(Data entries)

★ ★ ★

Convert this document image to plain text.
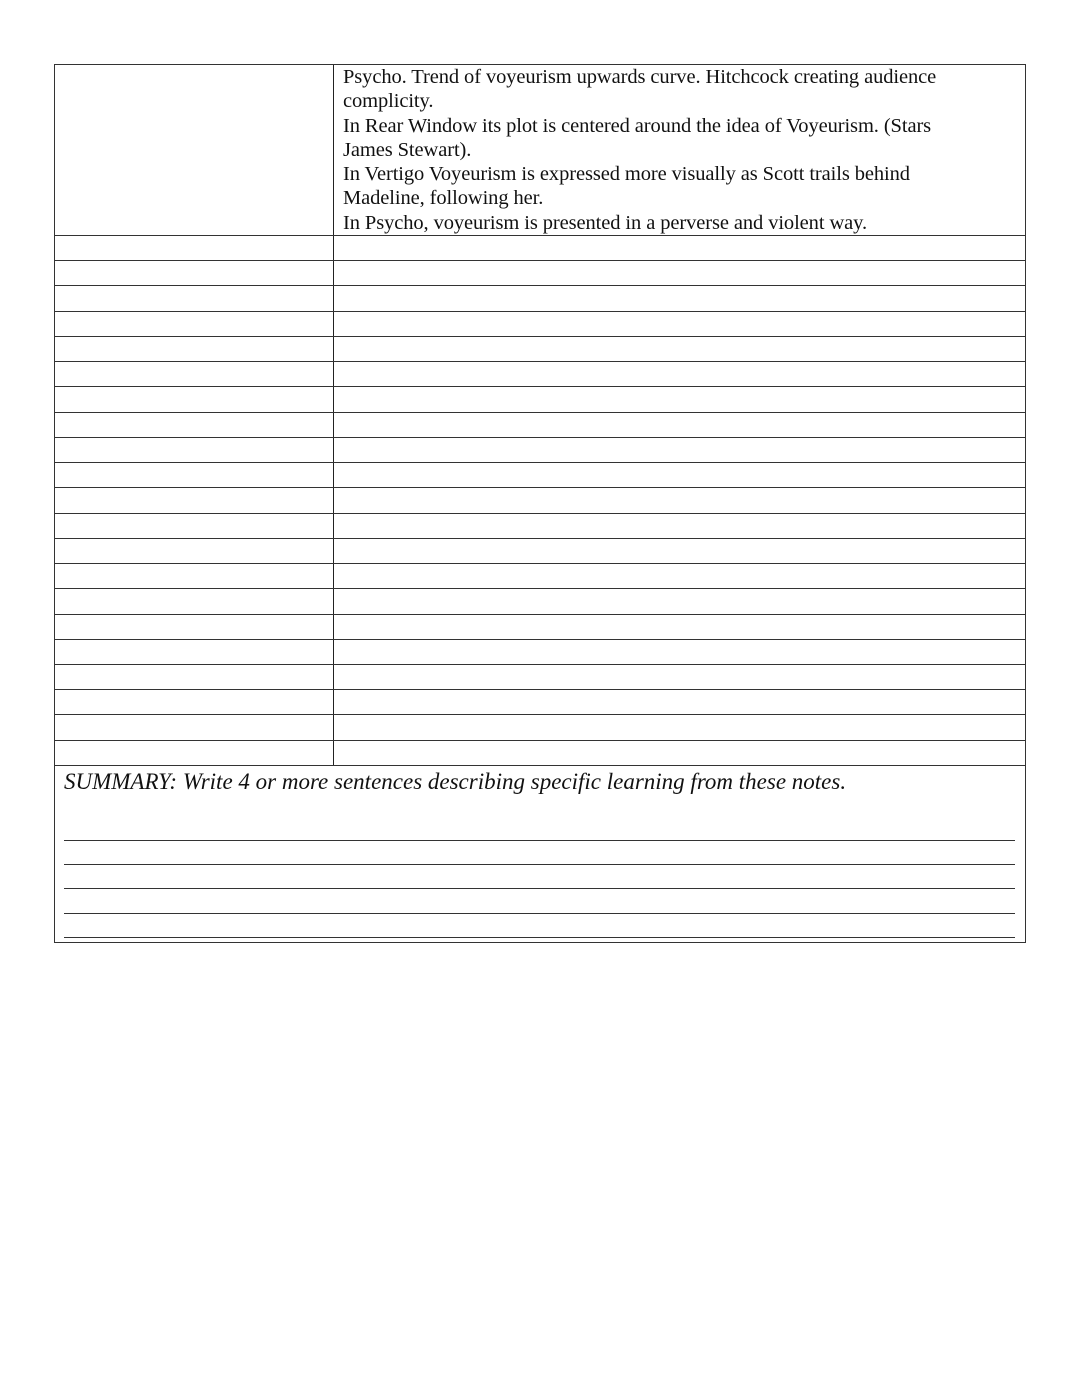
Psycho. Trend of voyeurism upwards curve. Hitchcock creating audience
complicity.
In Rear Window its plot is centered around the idea of Voyeurism. (Stars
James Stewart).
In Vertigo Voyeurism is expressed more visually as Scott trails behind
Madeline, following her.
In Psycho, voyeurism is presented in a perverse and violent way.
SUMMARY: Write 4 or more sentences describing specific learning from these notes.
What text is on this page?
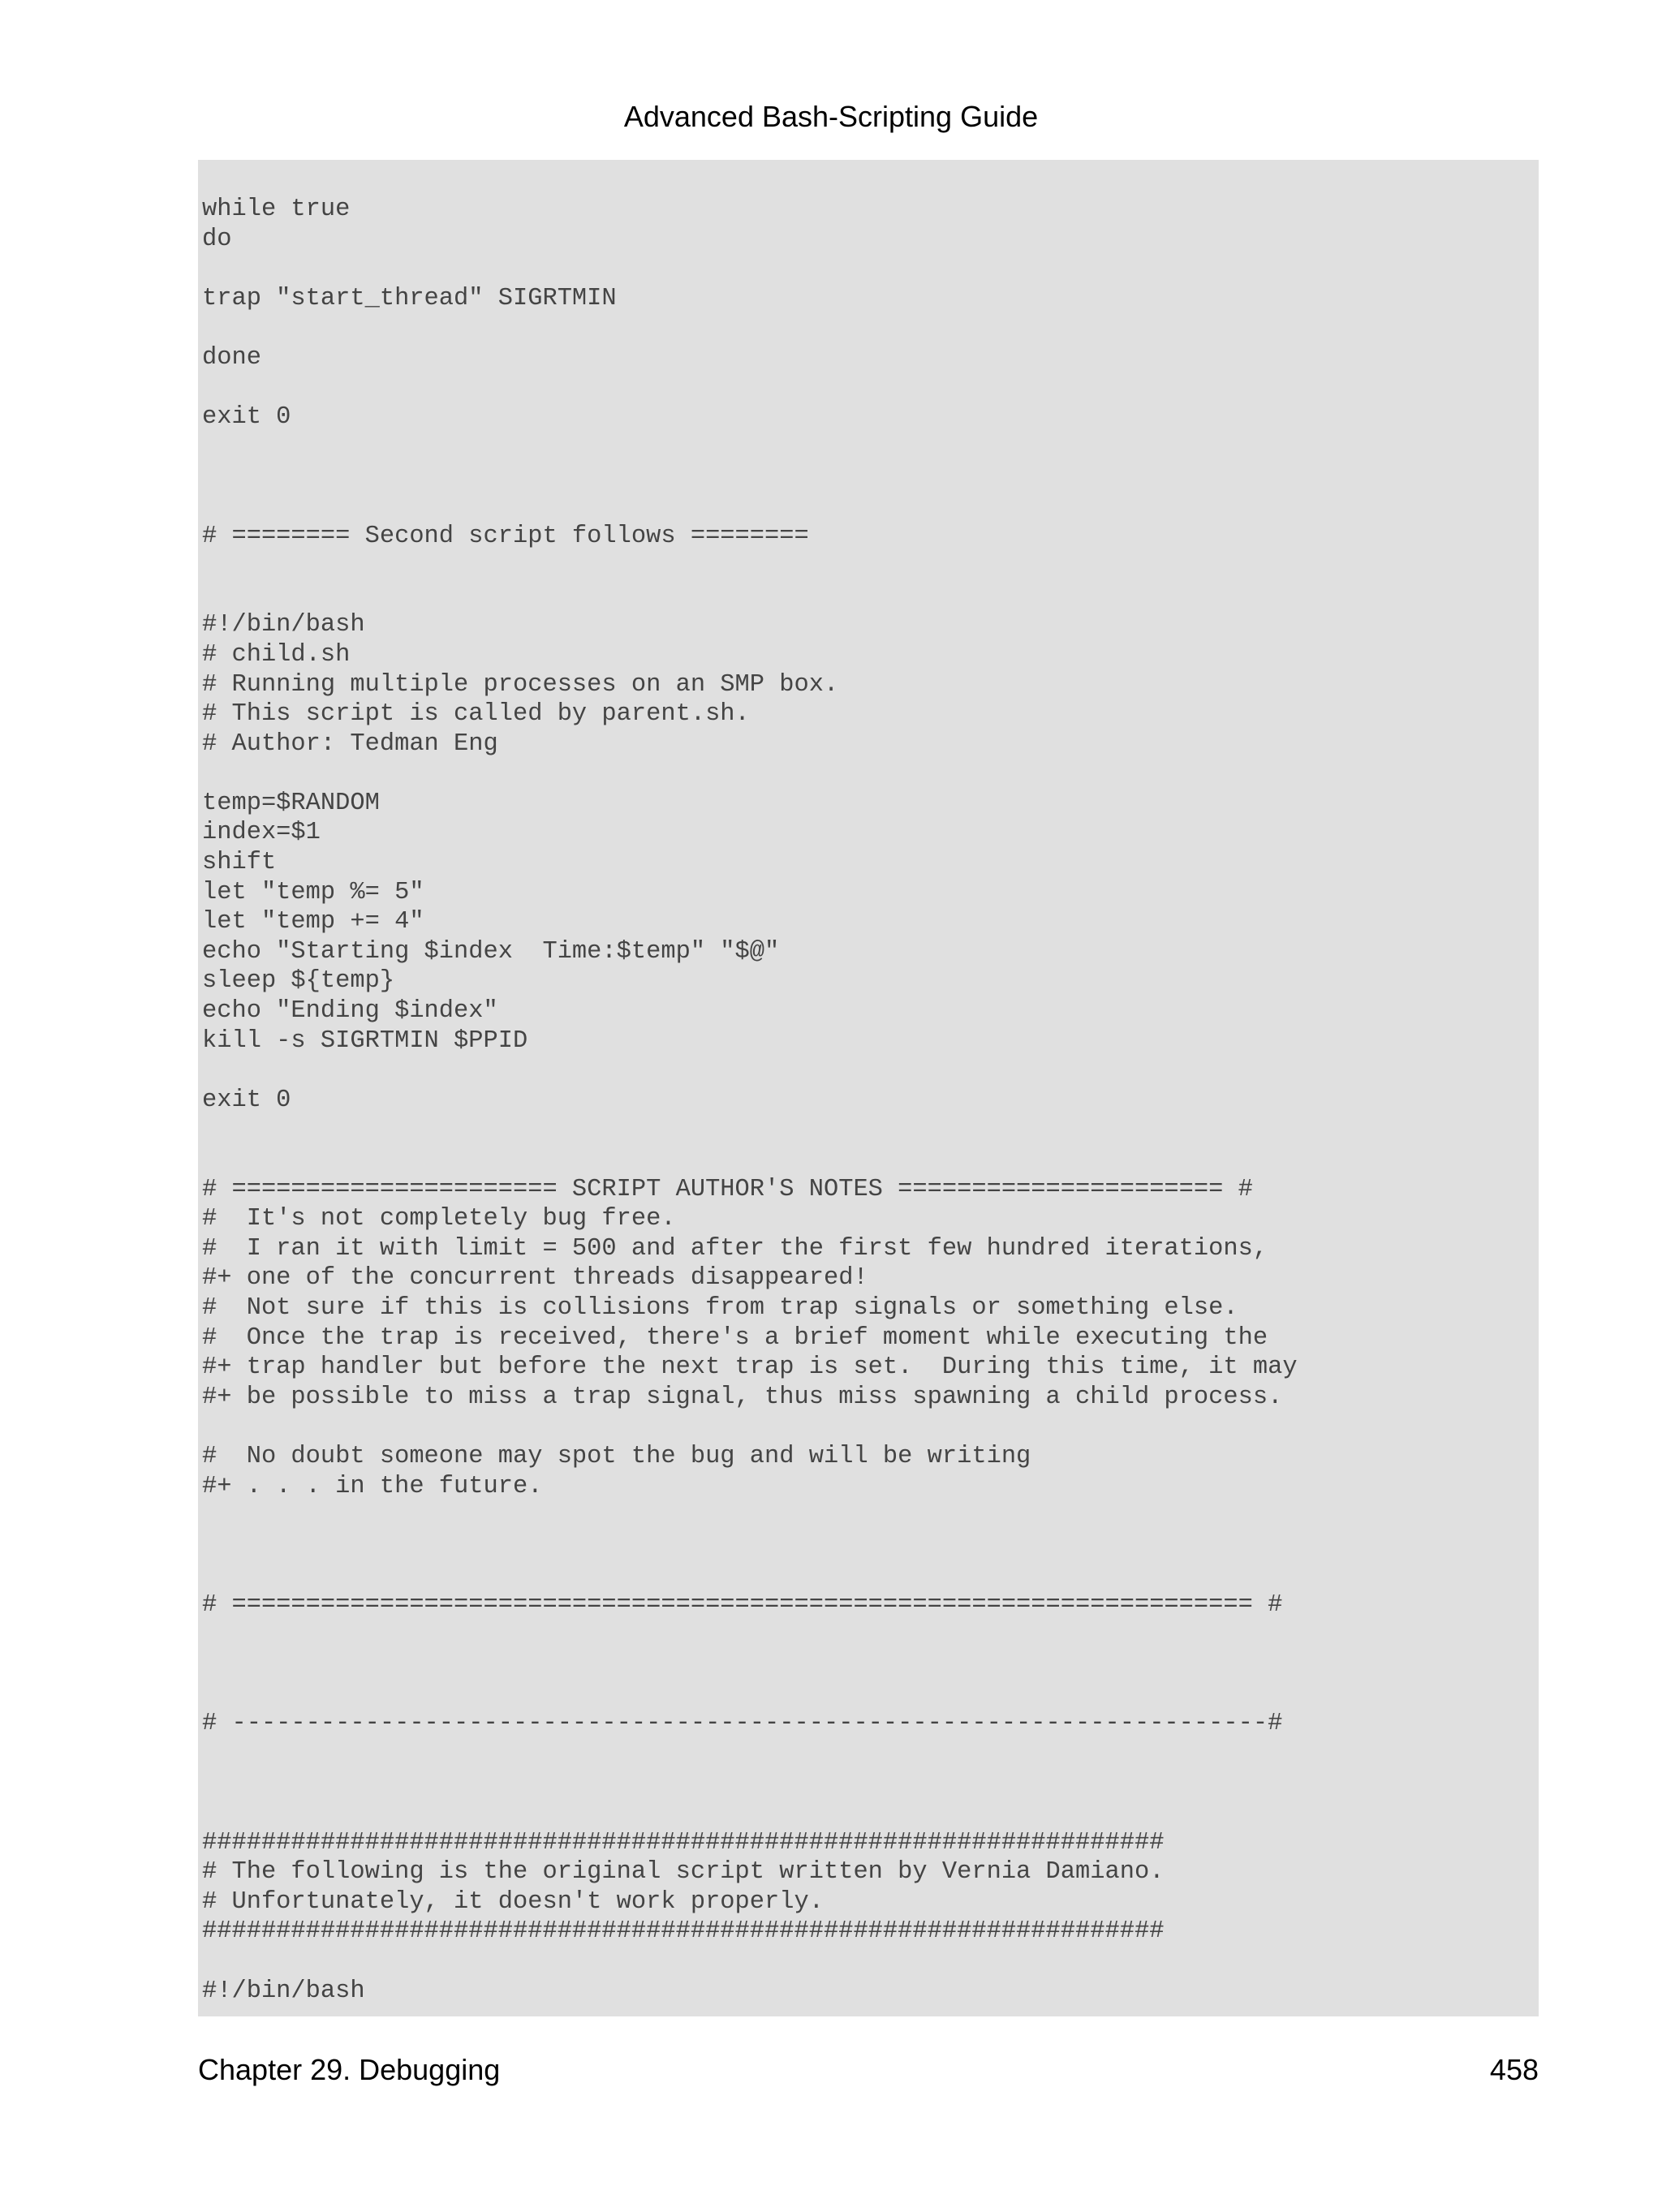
Advanced Bash-Scripting Guide
while true
do

trap "start_thread" SIGRTMIN

done

exit 0

# ======== Second script follows ========

#!/bin/bash
# child.sh
# Running multiple processes on an SMP box.
# This script is called by parent.sh.
# Author: Tedman Eng

temp=$RANDOM
index=$1
shift
let "temp %= 5"
let "temp += 4"
echo "Starting $index  Time:$temp" "$@"
sleep ${temp}
echo "Ending $index"
kill -s SIGRTMIN $PPID

exit 0

# ====================== SCRIPT AUTHOR'S NOTES ====================== #
#  It's not completely bug free.
#  I ran it with limit = 500 and after the first few hundred iterations,
#+ one of the concurrent threads disappeared!
#  Not sure if this is collisions from trap signals or something else.
#  Once the trap is received, there's a brief moment while executing the
#+ trap handler but before the next trap is set.  During this time, it may
#+ be possible to miss a trap signal, thus miss spawning a child process.

#  No doubt someone may spot the bug and will be writing
#+ . . . in the future.

# ===================================================================== #

# ----------------------------------------------------------------------#

#################################################################
# The following is the original script written by Vernia Damiano.
# Unfortunately, it doesn't work properly.
#################################################################

#!/bin/bash
Chapter 29. Debugging	458
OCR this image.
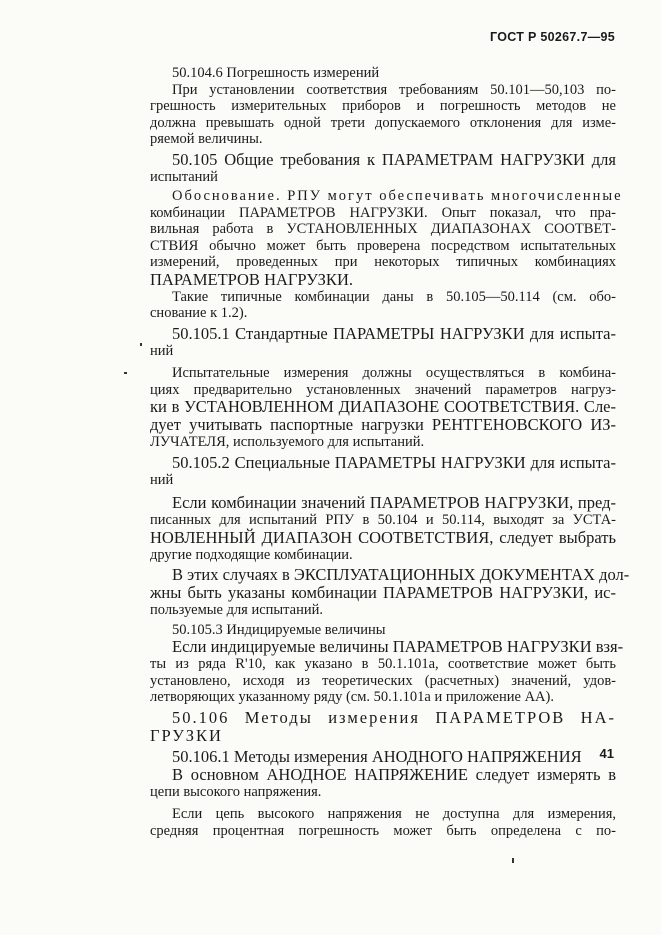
ГОСТ Р 50267.7—95
50.104.6 Погрешность измерений
При установлении соответствия требованиям 50.101—50,103 по-
грешность измерительных приборов и погрешность методов не
должна превышать одной трети допускаемого отклонения для изме-
ряемой величины.
50.105 Общие требования к ПАРАМЕТРАМ НАГРУЗКИ для
испытаний
Обоснование. РПУ могут обеспечивать многочисленные
комбинации ПАРАМЕТРОВ НАГРУЗКИ. Опыт показал, что пра-
вильная работа в УСТАНОВЛЕННЫХ ДИАПАЗОНАХ СООТВЕТ-
СТВИЯ обычно может быть проверена посредством испытательных
измерений, проведенных при некоторых типичных комбинациях
ПАРАМЕТРОВ НАГРУЗКИ.
Такие типичные комбинации даны в 50.105—50.114 (см. обо-
снование к 1.2).
50.105.1 Стандартные ПАРАМЕТРЫ НАГРУЗКИ для испыта-
ний
Испытательные измерения должны осуществляться в комбина-
циях предварительно установленных значений параметров нагруз-
ки в УСТАНОВЛЕННОМ ДИАПАЗОНЕ СООТВЕТСТВИЯ. Сле-
дует учитывать паспортные нагрузки РЕНТГЕНОВСКОГО ИЗ-
ЛУЧАТЕЛЯ, используемого для испытаний.
50.105.2 Специальные ПАРАМЕТРЫ НАГРУЗКИ для испыта-
ний
Если комбинации значений ПАРАМЕТРОВ НАГРУЗКИ, пред-
писанных для испытаний РПУ в 50.104 и 50.114, выходят за УСТА-
НОВЛЕННЫЙ ДИАПАЗОН СООТВЕТСТВИЯ, следует выбрать
другие подходящие комбинации.
В этих случаях в ЭКСПЛУАТАЦИОННЫХ ДОКУМЕНТАХ дол-
жны быть указаны комбинации ПАРАМЕТРОВ НАГРУЗКИ, ис-
пользуемые для испытаний.
50.105.3 Индицируемые величины
Если индицируемые величины ПАРАМЕТРОВ НАГРУЗКИ взя-
ты из ряда R'10, как указано в 50.1.101а, соответствие может быть
установлено, исходя из теоретических (расчетных) значений, удов-
летворяющих указанному ряду (см. 50.1.101а и приложение АА).
50.106 Методы измерения ПАРАМЕТРОВ НА-
ГРУЗКИ
50.106.1 Методы измерения АНОДНОГО НАПРЯЖЕНИЯ
В основном АНОДНОЕ НАПРЯЖЕНИЕ следует измерять в
цепи высокого напряжения.
Если цепь высокого напряжения не доступна для измерения,
средняя процентная погрешность может быть определена с по-
41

★ ★ ★

Transcribe all the records above word for word, without their images.

RESULT OF THIS TASK:
Convert this document image to plain text.
Psycho. Trend of voyeurism upwards curve. Hitchcock creating audience
complicity.
In Rear Window its plot is centered around the idea of Voyeurism. (Stars
James Stewart).
In Vertigo Voyeurism is expressed more visually as Scott trails behind
Madeline, following her.
In Psycho, voyeurism is presented in a perverse and violent way.
SUMMARY: Write 4 or more sentences describing specific learning from these notes.
What text is on this page?
Advanced Bash-Scripting Guide
while true
do

trap "start_thread" SIGRTMIN

done

exit 0

# ======== Second script follows ========

#!/bin/bash
# child.sh
# Running multiple processes on an SMP box.
# This script is called by parent.sh.
# Author: Tedman Eng

temp=$RANDOM
index=$1
shift
let "temp %= 5"
let "temp += 4"
echo "Starting $index  Time:$temp" "$@"
sleep ${temp}
echo "Ending $index"
kill -s SIGRTMIN $PPID

exit 0

# ====================== SCRIPT AUTHOR'S NOTES ====================== #
#  It's not completely bug free.
#  I ran it with limit = 500 and after the first few hundred iterations,
#+ one of the concurrent threads disappeared!
#  Not sure if this is collisions from trap signals or something else.
#  Once the trap is received, there's a brief moment while executing the
#+ trap handler but before the next trap is set.  During this time, it may
#+ be possible to miss a trap signal, thus miss spawning a child process.

#  No doubt someone may spot the bug and will be writing
#+ . . . in the future.

# ===================================================================== #

# ----------------------------------------------------------------------#

#################################################################
# The following is the original script written by Vernia Damiano.
# Unfortunately, it doesn't work properly.
#################################################################

#!/bin/bash
Chapter 29. Debugging	458
OCR this image.
ГОСТ Р 50267.7—95
50.104.6 Погрешность измерений
При установлении соответствия требованиям 50.101—50,103 по-
грешность измерительных приборов и погрешность методов не
должна превышать одной трети допускаемого отклонения для изме-
ряемой величины.
50.105 Общие требования к ПАРАМЕТРАМ НАГРУЗКИ для
испытаний
Обоснование. РПУ могут обеспечивать многочисленные
комбинации ПАРАМЕТРОВ НАГРУЗКИ. Опыт показал, что пра-
вильная работа в УСТАНОВЛЕННЫХ ДИАПАЗОНАХ СООТВЕТ-
СТВИЯ обычно может быть проверена посредством испытательных
измерений, проведенных при некоторых типичных комбинациях
ПАРАМЕТРОВ НАГРУЗКИ.
Такие типичные комбинации даны в 50.105—50.114 (см. обо-
снование к 1.2).
50.105.1 Стандартные ПАРАМЕТРЫ НАГРУЗКИ для испыта-
ний
Испытательные измерения должны осуществляться в комбина-
циях предварительно установленных значений параметров нагруз-
ки в УСТАНОВЛЕННОМ ДИАПАЗОНЕ СООТВЕТСТВИЯ. Сле-
дует учитывать паспортные нагрузки РЕНТГЕНОВСКОГО ИЗ-
ЛУЧАТЕЛЯ, используемого для испытаний.
50.105.2 Специальные ПАРАМЕТРЫ НАГРУЗКИ для испыта-
ний
Если комбинации значений ПАРАМЕТРОВ НАГРУЗКИ, пред-
писанных для испытаний РПУ в 50.104 и 50.114, выходят за УСТА-
НОВЛЕННЫЙ ДИАПАЗОН СООТВЕТСТВИЯ, следует выбрать
другие подходящие комбинации.
В этих случаях в ЭКСПЛУАТАЦИОННЫХ ДОКУМЕНТАХ дол-
жны быть указаны комбинации ПАРАМЕТРОВ НАГРУЗКИ, ис-
пользуемые для испытаний.
50.105.3 Индицируемые величины
Если индицируемые величины ПАРАМЕТРОВ НАГРУЗКИ взя-
ты из ряда R'10, как указано в 50.1.101а, соответствие может быть
установлено, исходя из теоретических (расчетных) значений, удов-
летворяющих указанному ряду (см. 50.1.101а и приложение АА).
50.106 Методы измерения ПАРАМЕТРОВ НА-
ГРУЗКИ
50.106.1 Методы измерения АНОДНОГО НАПРЯЖЕНИЯ
В основном АНОДНОЕ НАПРЯЖЕНИЕ следует измерять в
цепи высокого напряжения.
Если цепь высокого напряжения не доступна для измерения,
средняя процентная погрешность может быть определена с по-
41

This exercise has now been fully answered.